(Records contained in a dataset)
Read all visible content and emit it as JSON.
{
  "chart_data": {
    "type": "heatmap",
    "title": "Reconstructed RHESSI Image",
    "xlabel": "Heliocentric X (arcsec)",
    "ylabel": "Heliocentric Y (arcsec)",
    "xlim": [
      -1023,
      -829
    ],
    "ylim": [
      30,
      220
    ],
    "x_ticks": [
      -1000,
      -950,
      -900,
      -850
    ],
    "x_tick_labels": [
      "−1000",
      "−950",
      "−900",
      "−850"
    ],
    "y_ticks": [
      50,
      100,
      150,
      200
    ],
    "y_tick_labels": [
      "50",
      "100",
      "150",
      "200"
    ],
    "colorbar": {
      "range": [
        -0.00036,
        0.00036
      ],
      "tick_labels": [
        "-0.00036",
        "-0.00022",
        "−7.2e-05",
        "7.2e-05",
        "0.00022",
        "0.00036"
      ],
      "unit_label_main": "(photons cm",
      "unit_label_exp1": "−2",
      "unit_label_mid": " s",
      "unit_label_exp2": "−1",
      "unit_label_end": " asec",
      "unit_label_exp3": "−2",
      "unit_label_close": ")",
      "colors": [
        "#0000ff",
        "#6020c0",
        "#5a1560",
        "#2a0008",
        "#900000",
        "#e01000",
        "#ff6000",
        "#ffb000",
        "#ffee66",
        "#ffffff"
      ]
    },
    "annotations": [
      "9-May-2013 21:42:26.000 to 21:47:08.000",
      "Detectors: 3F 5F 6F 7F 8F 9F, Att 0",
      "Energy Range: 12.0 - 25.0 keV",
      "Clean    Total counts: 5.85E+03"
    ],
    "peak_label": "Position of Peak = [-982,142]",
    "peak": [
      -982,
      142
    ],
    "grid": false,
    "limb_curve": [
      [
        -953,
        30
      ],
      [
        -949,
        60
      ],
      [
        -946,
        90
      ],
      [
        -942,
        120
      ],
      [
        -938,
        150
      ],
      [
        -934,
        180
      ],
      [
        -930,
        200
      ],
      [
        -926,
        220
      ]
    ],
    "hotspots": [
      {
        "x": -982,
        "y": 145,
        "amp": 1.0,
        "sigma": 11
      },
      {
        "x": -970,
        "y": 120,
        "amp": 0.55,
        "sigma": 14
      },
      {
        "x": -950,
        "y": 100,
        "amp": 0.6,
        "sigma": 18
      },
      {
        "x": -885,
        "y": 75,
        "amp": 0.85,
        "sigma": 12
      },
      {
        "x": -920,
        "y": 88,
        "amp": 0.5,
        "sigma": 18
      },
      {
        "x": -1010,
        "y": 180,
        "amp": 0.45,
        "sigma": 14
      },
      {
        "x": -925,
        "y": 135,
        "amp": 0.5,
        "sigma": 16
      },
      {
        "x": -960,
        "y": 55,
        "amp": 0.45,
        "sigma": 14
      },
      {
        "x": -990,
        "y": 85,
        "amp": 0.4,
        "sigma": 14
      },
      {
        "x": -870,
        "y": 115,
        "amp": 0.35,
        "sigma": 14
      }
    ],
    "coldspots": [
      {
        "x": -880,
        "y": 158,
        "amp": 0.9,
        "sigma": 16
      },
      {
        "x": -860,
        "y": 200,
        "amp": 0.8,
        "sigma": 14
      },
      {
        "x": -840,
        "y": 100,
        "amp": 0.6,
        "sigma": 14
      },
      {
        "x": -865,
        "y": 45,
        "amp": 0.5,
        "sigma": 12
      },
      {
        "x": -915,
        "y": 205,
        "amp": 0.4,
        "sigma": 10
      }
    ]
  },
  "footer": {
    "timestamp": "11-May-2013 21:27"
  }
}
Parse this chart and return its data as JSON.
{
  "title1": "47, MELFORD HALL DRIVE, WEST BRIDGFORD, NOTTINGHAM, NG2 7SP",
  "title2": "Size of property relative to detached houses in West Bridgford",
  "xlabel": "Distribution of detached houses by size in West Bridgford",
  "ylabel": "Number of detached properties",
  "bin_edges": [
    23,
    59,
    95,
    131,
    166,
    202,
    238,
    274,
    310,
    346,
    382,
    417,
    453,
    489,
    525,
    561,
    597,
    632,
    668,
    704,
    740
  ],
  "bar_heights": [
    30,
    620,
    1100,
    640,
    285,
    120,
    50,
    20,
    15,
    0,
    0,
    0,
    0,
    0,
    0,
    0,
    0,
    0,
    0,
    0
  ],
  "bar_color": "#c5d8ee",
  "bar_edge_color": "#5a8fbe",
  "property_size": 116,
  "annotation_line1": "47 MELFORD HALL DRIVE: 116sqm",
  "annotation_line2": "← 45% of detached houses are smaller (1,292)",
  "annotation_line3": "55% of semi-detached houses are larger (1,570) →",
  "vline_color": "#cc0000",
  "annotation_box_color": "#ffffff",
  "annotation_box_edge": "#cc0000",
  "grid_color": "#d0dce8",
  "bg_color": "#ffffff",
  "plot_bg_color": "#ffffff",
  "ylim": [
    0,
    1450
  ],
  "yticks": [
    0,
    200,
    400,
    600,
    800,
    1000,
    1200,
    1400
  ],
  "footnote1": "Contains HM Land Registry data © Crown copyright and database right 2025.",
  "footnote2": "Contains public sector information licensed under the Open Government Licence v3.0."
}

• **Task brief**
Pick out the lines above containing the word "Contains", then copy them.

• **Written answer**
  "footnote1": "Contains HM Land Registry data © Crown copyright and database right 2025.",
  "footnote2": "Contains public sector information licensed under the Open Government Licence v3.0."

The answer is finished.